■ **JOB**
Copy each line of the data below with the word "forskjellige".
----
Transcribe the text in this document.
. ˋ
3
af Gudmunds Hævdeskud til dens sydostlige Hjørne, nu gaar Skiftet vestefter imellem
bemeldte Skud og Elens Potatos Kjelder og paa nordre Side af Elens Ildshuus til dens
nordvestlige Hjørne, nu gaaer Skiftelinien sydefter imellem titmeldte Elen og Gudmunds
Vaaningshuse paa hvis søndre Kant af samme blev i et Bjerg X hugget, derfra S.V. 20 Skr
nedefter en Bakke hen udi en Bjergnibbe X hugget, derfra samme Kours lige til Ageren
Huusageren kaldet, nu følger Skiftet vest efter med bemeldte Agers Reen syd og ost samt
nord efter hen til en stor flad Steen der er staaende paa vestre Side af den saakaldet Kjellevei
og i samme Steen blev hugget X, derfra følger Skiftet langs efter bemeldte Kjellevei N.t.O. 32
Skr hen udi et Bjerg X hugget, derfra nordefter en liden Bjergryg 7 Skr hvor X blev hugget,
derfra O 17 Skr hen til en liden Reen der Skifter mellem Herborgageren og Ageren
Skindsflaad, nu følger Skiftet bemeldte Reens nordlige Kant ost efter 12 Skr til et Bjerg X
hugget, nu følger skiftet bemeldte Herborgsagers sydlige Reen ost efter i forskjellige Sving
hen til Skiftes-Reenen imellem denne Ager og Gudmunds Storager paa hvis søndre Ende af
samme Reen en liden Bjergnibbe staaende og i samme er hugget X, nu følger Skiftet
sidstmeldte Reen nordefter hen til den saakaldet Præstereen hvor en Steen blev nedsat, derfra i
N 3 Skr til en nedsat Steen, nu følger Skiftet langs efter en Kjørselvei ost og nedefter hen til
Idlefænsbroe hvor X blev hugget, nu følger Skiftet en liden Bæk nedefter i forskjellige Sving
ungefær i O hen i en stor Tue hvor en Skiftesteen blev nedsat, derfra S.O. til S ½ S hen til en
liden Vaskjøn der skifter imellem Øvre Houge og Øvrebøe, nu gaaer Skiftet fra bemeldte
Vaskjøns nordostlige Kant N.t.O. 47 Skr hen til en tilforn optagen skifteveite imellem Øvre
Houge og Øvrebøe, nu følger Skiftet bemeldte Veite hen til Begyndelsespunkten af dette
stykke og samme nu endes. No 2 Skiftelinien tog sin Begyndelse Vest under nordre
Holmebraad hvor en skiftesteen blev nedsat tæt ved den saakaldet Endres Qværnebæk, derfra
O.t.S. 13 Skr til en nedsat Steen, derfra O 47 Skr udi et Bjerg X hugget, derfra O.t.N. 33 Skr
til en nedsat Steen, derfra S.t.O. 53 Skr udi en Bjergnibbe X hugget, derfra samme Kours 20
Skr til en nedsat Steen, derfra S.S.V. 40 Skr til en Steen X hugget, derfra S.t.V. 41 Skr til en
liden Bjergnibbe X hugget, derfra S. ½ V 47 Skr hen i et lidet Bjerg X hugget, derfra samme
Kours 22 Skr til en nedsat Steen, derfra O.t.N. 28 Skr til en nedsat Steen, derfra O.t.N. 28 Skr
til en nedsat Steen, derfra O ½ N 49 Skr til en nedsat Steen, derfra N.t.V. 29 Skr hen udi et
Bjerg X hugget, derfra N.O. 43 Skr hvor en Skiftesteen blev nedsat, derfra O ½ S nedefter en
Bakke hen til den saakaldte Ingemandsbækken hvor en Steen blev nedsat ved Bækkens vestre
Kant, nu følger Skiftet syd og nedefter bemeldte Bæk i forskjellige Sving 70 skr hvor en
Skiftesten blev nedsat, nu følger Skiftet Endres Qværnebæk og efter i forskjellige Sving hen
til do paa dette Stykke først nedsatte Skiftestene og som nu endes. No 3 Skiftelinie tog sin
----
■ **EXERCISE ANSWER**
hugget, nu følger skiftet bemeldte Herborgsagers sydlige Reen ost efter i forskjellige Sving
Idlefænsbroe hvor X blev hugget, nu følger Skiftet en liden Bæk nedefter i forskjellige Sving
Kant, nu følger Skiftet syd og nedefter bemeldte Bæk i forskjellige Sving 70 skr hvor en
Skiftesten blev nedsat, nu følger Skiftet Endres Qværnebæk og efter i forskjellige Sving hen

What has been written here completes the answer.